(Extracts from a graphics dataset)
»»

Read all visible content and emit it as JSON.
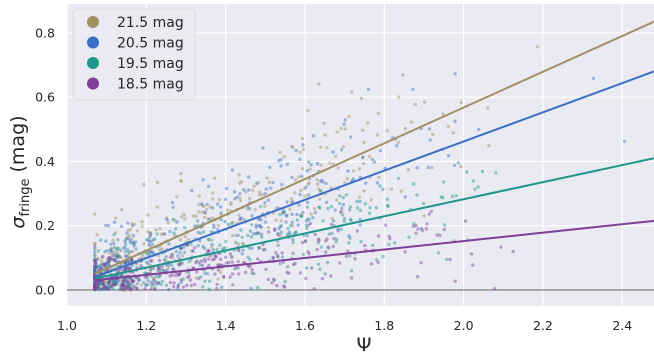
{
  "chart_data": {
    "type": "scatter",
    "xlabel": "Ψ",
    "ylabel_main": "σ",
    "ylabel_sub": "fringe",
    "ylabel_unit": "(mag)",
    "xlim": [
      1.0,
      2.48
    ],
    "ylim": [
      -0.05,
      0.89
    ],
    "x_ticks": [
      1.0,
      1.2,
      1.4,
      1.6,
      1.8,
      2.0,
      2.2,
      2.4
    ],
    "x_tick_labels": [
      "1.0",
      "1.2",
      "1.4",
      "1.6",
      "1.8",
      "2.0",
      "2.2",
      "2.4"
    ],
    "y_ticks": [
      0.0,
      0.2,
      0.4,
      0.6,
      0.8
    ],
    "y_tick_labels": [
      "0.0",
      "0.2",
      "0.4",
      "0.6",
      "0.8"
    ],
    "grid": true,
    "legend_position": "top-left",
    "zero_line": true,
    "scatter_region": {
      "x_min": 1.07,
      "x_max": 2.48
    },
    "series": [
      {
        "name": "21.5 mag",
        "color": "#a09164",
        "fit_line": {
          "x": [
            1.07,
            2.48
          ],
          "y": [
            0.05,
            0.835
          ]
        },
        "scatter_spread": 0.1,
        "seed": 11,
        "count": 340
      },
      {
        "name": "20.5 mag",
        "color": "#3b6fc4",
        "fit_line": {
          "x": [
            1.07,
            2.48
          ],
          "y": [
            0.04,
            0.68
          ]
        },
        "scatter_spread": 0.09,
        "seed": 23,
        "count": 360
      },
      {
        "name": "19.5 mag",
        "color": "#21978b",
        "fit_line": {
          "x": [
            1.07,
            2.48
          ],
          "y": [
            0.035,
            0.41
          ]
        },
        "scatter_spread": 0.075,
        "seed": 37,
        "count": 330
      },
      {
        "name": "18.5 mag",
        "color": "#7f3f98",
        "fit_line": {
          "x": [
            1.07,
            2.48
          ],
          "y": [
            0.03,
            0.215
          ]
        },
        "scatter_spread": 0.055,
        "seed": 51,
        "count": 330
      }
    ]
  }
}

««

Reproduce each line exactly as it appears, omitting the pictures.

Read all visible content and emit it as JSON.
{
  "chart_data": {
    "type": "scatter",
    "xlabel": "Ψ",
    "ylabel_main": "σ",
    "ylabel_sub": "fringe",
    "ylabel_unit": "(mag)",
    "xlim": [
      1.0,
      2.48
    ],
    "ylim": [
      -0.05,
      0.89
    ],
    "x_ticks": [
      1.0,
      1.2,
      1.4,
      1.6,
      1.8,
      2.0,
      2.2,
      2.4
    ],
    "x_tick_labels": [
      "1.0",
      "1.2",
      "1.4",
      "1.6",
      "1.8",
      "2.0",
      "2.2",
      "2.4"
    ],
    "y_ticks": [
      0.0,
      0.2,
      0.4,
      0.6,
      0.8
    ],
    "y_tick_labels": [
      "0.0",
      "0.2",
      "0.4",
      "0.6",
      "0.8"
    ],
    "grid": true,
    "legend_position": "top-left",
    "zero_line": true,
    "scatter_region": {
      "x_min": 1.07,
      "x_max": 2.48
    },
    "series": [
      {
        "name": "21.5 mag",
        "color": "#a09164",
        "fit_line": {
          "x": [
            1.07,
            2.48
          ],
          "y": [
            0.05,
            0.835
          ]
        },
        "scatter_spread": 0.1,
        "seed": 11,
        "count": 340
      },
      {
        "name": "20.5 mag",
        "color": "#3b6fc4",
        "fit_line": {
          "x": [
            1.07,
            2.48
          ],
          "y": [
            0.04,
            0.68
          ]
        },
        "scatter_spread": 0.09,
        "seed": 23,
        "count": 360
      },
      {
        "name": "19.5 mag",
        "color": "#21978b",
        "fit_line": {
          "x": [
            1.07,
            2.48
          ],
          "y": [
            0.035,
            0.41
          ]
        },
        "scatter_spread": 0.075,
        "seed": 37,
        "count": 330
      },
      {
        "name": "18.5 mag",
        "color": "#7f3f98",
        "fit_line": {
          "x": [
            1.07,
            2.48
          ],
          "y": [
            0.03,
            0.215
          ]
        },
        "scatter_spread": 0.055,
        "seed": 51,
        "count": 330
      }
    ]
  }
}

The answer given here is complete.